## EXERCISE TASK:
Without altering anything, repeat each of the records.

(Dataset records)
┌──

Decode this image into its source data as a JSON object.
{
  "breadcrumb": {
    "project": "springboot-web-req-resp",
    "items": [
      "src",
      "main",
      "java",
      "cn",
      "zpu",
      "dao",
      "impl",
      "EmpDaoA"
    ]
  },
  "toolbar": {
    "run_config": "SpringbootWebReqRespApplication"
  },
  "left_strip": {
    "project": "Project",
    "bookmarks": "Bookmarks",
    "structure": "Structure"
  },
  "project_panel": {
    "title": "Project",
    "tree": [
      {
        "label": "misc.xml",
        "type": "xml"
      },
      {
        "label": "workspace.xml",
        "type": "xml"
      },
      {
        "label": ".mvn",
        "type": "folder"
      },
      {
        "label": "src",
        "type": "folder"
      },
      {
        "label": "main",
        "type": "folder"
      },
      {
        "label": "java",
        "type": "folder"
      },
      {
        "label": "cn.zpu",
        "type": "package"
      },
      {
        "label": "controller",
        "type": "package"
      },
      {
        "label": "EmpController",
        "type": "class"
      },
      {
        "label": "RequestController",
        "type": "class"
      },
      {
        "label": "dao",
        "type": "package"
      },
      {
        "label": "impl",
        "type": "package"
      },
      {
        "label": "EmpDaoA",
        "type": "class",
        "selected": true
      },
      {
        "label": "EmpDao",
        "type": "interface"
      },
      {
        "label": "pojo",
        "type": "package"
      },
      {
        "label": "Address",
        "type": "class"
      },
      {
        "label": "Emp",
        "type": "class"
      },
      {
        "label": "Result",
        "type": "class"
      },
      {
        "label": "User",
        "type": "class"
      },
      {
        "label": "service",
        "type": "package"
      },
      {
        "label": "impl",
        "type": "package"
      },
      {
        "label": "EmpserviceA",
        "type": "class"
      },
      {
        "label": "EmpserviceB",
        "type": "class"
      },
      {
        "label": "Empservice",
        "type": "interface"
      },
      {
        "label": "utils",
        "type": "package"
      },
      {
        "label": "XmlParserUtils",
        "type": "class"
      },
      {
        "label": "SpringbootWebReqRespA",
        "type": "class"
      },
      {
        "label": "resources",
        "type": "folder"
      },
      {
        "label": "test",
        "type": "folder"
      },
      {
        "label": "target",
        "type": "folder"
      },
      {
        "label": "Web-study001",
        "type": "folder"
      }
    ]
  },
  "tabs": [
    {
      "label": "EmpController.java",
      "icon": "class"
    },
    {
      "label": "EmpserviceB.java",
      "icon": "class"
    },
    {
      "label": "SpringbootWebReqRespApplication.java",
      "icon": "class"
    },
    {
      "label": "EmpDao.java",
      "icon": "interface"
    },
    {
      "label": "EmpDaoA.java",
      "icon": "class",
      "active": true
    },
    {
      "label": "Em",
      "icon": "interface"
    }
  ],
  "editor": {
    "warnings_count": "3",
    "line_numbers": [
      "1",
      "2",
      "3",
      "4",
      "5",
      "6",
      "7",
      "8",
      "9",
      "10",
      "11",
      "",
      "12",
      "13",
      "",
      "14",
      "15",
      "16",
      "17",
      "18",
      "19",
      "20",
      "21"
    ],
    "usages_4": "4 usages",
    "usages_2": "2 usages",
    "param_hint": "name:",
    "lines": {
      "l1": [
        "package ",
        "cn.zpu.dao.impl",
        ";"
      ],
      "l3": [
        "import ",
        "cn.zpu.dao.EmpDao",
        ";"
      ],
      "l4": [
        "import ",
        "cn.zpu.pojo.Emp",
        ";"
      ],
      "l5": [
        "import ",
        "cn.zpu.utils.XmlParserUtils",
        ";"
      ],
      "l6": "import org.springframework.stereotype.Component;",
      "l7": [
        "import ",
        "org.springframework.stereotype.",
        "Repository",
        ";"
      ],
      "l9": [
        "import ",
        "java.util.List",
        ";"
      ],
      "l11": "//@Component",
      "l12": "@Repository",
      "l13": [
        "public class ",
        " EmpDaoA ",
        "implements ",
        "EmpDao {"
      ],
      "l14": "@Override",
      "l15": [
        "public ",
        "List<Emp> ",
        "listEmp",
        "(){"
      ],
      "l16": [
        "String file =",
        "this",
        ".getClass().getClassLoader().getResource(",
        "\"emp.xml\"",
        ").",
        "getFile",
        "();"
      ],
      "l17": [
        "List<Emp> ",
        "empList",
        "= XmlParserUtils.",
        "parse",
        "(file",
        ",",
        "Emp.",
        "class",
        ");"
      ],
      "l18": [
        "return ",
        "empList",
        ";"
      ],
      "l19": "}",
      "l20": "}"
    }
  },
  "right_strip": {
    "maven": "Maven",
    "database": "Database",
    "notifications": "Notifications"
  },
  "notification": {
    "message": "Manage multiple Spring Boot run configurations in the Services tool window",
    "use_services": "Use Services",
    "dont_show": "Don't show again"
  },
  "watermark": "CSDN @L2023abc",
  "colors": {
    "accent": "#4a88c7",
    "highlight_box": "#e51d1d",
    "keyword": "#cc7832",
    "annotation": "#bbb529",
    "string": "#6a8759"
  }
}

└──

## RESPONSE FOR THIS EXERCISE:
Decode this image into its source data as a JSON object.
{
  "breadcrumb": {
    "project": "springboot-web-req-resp",
    "items": [
      "src",
      "main",
      "java",
      "cn",
      "zpu",
      "dao",
      "impl",
      "EmpDaoA"
    ]
  },
  "toolbar": {
    "run_config": "SpringbootWebReqRespApplication"
  },
  "left_strip": {
    "project": "Project",
    "bookmarks": "Bookmarks",
    "structure": "Structure"
  },
  "project_panel": {
    "title": "Project",
    "tree": [
      {
        "label": "misc.xml",
        "type": "xml"
      },
      {
        "label": "workspace.xml",
        "type": "xml"
      },
      {
        "label": ".mvn",
        "type": "folder"
      },
      {
        "label": "src",
        "type": "folder"
      },
      {
        "label": "main",
        "type": "folder"
      },
      {
        "label": "java",
        "type": "folder"
      },
      {
        "label": "cn.zpu",
        "type": "package"
      },
      {
        "label": "controller",
        "type": "package"
      },
      {
        "label": "EmpController",
        "type": "class"
      },
      {
        "label": "RequestController",
        "type": "class"
      },
      {
        "label": "dao",
        "type": "package"
      },
      {
        "label": "impl",
        "type": "package"
      },
      {
        "label": "EmpDaoA",
        "type": "class",
        "selected": true
      },
      {
        "label": "EmpDao",
        "type": "interface"
      },
      {
        "label": "pojo",
        "type": "package"
      },
      {
        "label": "Address",
        "type": "class"
      },
      {
        "label": "Emp",
        "type": "class"
      },
      {
        "label": "Result",
        "type": "class"
      },
      {
        "label": "User",
        "type": "class"
      },
      {
        "label": "service",
        "type": "package"
      },
      {
        "label": "impl",
        "type": "package"
      },
      {
        "label": "EmpserviceA",
        "type": "class"
      },
      {
        "label": "EmpserviceB",
        "type": "class"
      },
      {
        "label": "Empservice",
        "type": "interface"
      },
      {
        "label": "utils",
        "type": "package"
      },
      {
        "label": "XmlParserUtils",
        "type": "class"
      },
      {
        "label": "SpringbootWebReqRespA",
        "type": "class"
      },
      {
        "label": "resources",
        "type": "folder"
      },
      {
        "label": "test",
        "type": "folder"
      },
      {
        "label": "target",
        "type": "folder"
      },
      {
        "label": "Web-study001",
        "type": "folder"
      }
    ]
  },
  "tabs": [
    {
      "label": "EmpController.java",
      "icon": "class"
    },
    {
      "label": "EmpserviceB.java",
      "icon": "class"
    },
    {
      "label": "SpringbootWebReqRespApplication.java",
      "icon": "class"
    },
    {
      "label": "EmpDao.java",
      "icon": "interface"
    },
    {
      "label": "EmpDaoA.java",
      "icon": "class",
      "active": true
    },
    {
      "label": "Em",
      "icon": "interface"
    }
  ],
  "editor": {
    "warnings_count": "3",
    "line_numbers": [
      "1",
      "2",
      "3",
      "4",
      "5",
      "6",
      "7",
      "8",
      "9",
      "10",
      "11",
      "",
      "12",
      "13",
      "",
      "14",
      "15",
      "16",
      "17",
      "18",
      "19",
      "20",
      "21"
    ],
    "usages_4": "4 usages",
    "usages_2": "2 usages",
    "param_hint": "name:",
    "lines": {
      "l1": [
        "package ",
        "cn.zpu.dao.impl",
        ";"
      ],
      "l3": [
        "import ",
        "cn.zpu.dao.EmpDao",
        ";"
      ],
      "l4": [
        "import ",
        "cn.zpu.pojo.Emp",
        ";"
      ],
      "l5": [
        "import ",
        "cn.zpu.utils.XmlParserUtils",
        ";"
      ],
      "l6": "import org.springframework.stereotype.Component;",
      "l7": [
        "import ",
        "org.springframework.stereotype.",
        "Repository",
        ";"
      ],
      "l9": [
        "import ",
        "java.util.List",
        ";"
      ],
      "l11": "//@Component",
      "l12": "@Repository",
      "l13": [
        "public class ",
        " EmpDaoA ",
        "implements ",
        "EmpDao {"
      ],
      "l14": "@Override",
      "l15": [
        "public ",
        "List<Emp> ",
        "listEmp",
        "(){"
      ],
      "l16": [
        "String file =",
        "this",
        ".getClass().getClassLoader().getResource(",
        "\"emp.xml\"",
        ").",
        "getFile",
        "();"
      ],
      "l17": [
        "List<Emp> ",
        "empList",
        "= XmlParserUtils.",
        "parse",
        "(file",
        ",",
        "Emp.",
        "class",
        ");"
      ],
      "l18": [
        "return ",
        "empList",
        ";"
      ],
      "l19": "}",
      "l20": "}"
    }
  },
  "right_strip": {
    "maven": "Maven",
    "database": "Database",
    "notifications": "Notifications"
  },
  "notification": {
    "message": "Manage multiple Spring Boot run configurations in the Services tool window",
    "use_services": "Use Services",
    "dont_show": "Don't show again"
  },
  "watermark": "CSDN @L2023abc",
  "colors": {
    "accent": "#4a88c7",
    "highlight_box": "#e51d1d",
    "keyword": "#cc7832",
    "annotation": "#bbb529",
    "string": "#6a8759"
  }
}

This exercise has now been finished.